▸ **Excerpted records**:
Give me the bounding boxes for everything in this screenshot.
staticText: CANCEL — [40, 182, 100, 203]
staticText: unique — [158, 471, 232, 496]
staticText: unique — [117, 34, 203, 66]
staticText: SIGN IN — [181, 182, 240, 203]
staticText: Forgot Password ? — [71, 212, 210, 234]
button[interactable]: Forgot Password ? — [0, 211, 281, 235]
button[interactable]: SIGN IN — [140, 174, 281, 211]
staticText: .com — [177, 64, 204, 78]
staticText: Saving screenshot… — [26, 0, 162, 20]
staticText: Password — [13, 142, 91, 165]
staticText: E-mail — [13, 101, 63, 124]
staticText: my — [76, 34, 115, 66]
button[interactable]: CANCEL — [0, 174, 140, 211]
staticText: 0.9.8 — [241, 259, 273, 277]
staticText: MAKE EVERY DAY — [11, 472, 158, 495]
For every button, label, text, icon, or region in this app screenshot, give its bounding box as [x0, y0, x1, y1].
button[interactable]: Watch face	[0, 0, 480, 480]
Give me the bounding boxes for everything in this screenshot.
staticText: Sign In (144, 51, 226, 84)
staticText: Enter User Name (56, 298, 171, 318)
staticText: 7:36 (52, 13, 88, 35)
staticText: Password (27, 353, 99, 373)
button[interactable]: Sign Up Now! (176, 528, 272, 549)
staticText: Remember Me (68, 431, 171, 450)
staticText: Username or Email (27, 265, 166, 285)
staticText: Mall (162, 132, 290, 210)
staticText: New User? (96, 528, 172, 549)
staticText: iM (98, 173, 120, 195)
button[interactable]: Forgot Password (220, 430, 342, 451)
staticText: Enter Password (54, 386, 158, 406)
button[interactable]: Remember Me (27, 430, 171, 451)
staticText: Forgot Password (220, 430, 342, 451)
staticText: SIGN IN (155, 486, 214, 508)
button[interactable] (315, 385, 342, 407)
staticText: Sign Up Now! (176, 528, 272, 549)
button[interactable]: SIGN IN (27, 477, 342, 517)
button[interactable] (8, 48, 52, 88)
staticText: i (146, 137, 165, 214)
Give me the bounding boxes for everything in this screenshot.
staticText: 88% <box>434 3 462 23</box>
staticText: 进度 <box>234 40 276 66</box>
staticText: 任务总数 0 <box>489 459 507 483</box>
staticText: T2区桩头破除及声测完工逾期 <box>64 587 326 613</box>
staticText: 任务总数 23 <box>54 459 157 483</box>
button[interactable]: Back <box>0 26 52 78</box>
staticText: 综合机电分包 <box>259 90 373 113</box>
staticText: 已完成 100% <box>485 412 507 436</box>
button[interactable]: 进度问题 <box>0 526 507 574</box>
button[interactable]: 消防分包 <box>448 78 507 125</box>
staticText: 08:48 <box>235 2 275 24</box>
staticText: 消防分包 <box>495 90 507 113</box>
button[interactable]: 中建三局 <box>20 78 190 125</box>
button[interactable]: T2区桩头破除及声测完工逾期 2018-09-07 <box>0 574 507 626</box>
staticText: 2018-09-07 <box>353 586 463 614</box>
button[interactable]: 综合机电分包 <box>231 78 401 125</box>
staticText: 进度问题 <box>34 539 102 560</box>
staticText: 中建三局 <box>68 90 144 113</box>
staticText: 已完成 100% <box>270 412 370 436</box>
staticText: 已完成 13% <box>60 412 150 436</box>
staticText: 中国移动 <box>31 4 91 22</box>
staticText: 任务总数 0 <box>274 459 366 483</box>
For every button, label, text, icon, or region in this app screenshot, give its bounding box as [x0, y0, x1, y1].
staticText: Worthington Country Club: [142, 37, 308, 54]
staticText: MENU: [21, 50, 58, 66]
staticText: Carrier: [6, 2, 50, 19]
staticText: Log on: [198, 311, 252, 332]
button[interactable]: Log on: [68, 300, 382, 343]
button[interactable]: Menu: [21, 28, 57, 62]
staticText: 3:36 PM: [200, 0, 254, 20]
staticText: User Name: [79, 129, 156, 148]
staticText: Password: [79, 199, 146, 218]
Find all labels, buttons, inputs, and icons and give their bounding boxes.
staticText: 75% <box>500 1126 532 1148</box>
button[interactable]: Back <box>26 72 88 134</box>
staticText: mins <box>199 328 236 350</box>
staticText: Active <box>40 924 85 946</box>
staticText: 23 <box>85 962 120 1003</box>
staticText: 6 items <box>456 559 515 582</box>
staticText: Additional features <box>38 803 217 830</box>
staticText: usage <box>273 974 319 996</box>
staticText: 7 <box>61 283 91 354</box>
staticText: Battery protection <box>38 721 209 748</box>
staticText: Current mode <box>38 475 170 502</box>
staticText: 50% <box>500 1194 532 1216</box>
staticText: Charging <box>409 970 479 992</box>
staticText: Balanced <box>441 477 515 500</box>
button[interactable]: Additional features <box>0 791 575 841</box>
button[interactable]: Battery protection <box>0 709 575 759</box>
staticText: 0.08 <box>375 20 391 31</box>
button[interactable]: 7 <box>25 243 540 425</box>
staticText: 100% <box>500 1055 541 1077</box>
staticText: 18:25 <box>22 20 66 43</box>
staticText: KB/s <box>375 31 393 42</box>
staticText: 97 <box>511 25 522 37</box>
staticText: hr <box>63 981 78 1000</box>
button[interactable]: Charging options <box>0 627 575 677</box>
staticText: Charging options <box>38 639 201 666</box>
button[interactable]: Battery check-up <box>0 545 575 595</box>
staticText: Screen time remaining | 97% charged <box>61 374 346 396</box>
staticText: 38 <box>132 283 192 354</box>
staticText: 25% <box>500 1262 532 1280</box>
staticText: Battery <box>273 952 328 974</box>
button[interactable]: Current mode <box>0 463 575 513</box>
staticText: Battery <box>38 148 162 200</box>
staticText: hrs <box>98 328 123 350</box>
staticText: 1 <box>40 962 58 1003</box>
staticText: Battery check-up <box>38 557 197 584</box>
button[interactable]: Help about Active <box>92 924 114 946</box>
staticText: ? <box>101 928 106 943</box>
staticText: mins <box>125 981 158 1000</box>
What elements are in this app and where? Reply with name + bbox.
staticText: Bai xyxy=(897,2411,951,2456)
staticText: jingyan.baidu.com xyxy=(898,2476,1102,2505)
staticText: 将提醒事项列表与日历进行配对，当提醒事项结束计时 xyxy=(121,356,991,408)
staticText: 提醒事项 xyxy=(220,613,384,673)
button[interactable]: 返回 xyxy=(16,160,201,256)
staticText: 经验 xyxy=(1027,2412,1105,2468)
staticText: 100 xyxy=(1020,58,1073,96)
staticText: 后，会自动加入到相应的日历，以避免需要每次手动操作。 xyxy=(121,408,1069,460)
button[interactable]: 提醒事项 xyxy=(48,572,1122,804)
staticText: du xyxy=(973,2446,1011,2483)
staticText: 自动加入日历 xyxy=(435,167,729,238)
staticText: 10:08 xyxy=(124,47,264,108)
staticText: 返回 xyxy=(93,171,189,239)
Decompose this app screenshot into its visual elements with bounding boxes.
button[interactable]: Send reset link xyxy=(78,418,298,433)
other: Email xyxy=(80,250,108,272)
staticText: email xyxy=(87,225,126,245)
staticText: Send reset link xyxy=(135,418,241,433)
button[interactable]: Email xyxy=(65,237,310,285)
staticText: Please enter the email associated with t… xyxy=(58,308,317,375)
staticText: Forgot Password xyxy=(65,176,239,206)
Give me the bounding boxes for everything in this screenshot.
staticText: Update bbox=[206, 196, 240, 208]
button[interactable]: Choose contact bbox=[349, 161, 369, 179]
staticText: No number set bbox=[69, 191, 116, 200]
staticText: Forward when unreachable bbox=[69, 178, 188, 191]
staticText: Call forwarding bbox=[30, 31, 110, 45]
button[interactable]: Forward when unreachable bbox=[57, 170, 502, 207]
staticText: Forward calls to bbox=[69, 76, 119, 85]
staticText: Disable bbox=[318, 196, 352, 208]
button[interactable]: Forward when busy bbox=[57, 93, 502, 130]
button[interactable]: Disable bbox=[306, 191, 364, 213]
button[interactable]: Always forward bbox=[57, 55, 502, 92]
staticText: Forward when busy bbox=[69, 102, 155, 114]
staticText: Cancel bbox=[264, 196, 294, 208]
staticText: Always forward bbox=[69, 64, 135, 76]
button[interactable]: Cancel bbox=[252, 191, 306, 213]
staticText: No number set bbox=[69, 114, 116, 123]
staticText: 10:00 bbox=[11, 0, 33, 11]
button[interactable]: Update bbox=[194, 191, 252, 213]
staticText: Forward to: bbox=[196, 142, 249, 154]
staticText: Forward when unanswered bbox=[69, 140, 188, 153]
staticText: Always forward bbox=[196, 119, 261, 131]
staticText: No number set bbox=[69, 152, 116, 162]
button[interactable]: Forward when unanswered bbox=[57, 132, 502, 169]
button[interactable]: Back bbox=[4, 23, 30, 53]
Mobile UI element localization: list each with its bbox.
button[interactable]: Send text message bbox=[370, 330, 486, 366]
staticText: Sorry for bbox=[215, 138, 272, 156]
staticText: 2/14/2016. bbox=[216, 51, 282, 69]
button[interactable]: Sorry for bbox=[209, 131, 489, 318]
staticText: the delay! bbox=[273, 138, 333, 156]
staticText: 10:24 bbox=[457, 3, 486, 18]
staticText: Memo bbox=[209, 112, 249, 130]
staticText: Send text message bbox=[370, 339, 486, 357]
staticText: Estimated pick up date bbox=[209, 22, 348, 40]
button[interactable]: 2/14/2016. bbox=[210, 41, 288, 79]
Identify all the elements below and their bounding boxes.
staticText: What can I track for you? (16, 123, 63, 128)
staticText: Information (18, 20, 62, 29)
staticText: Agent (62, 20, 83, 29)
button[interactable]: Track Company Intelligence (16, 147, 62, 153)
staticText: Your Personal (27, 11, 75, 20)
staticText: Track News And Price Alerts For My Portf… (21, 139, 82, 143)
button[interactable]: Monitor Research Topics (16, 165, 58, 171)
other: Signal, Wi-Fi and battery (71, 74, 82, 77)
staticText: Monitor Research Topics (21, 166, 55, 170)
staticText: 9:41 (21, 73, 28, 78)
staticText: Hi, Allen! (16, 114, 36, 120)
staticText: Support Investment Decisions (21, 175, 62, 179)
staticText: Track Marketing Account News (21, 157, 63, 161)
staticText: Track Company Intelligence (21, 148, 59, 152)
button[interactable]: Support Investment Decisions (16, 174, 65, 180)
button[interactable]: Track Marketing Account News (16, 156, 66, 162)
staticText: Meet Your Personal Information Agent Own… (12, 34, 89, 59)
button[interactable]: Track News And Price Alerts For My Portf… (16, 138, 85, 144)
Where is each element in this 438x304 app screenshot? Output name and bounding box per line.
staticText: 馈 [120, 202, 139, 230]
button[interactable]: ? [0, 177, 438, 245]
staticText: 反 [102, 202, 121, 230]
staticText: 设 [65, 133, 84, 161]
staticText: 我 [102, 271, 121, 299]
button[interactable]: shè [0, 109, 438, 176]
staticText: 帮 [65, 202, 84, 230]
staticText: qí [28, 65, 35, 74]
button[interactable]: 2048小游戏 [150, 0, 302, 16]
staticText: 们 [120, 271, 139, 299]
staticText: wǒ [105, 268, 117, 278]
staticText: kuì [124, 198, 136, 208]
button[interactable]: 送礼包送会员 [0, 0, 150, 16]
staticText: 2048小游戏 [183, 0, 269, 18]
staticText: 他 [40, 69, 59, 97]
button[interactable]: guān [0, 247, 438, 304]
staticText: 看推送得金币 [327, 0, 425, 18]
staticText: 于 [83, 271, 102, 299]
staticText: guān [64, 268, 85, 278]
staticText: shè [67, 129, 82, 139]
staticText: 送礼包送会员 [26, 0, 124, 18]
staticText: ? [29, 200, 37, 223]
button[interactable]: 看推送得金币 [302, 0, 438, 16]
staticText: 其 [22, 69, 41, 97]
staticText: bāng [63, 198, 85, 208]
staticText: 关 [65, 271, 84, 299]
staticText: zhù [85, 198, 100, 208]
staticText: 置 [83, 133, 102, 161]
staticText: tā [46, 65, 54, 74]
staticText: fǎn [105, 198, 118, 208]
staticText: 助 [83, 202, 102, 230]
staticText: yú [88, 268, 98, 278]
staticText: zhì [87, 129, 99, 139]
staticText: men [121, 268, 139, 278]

▸ **Written problem**: Report each line of the data above that contains the string "Support". Matching is case-sensitive.

▸ **Task solution**:
staticText: Support Investment Decisions (21, 175, 62, 179)
button[interactable]: Support Investment Decisions (16, 174, 65, 180)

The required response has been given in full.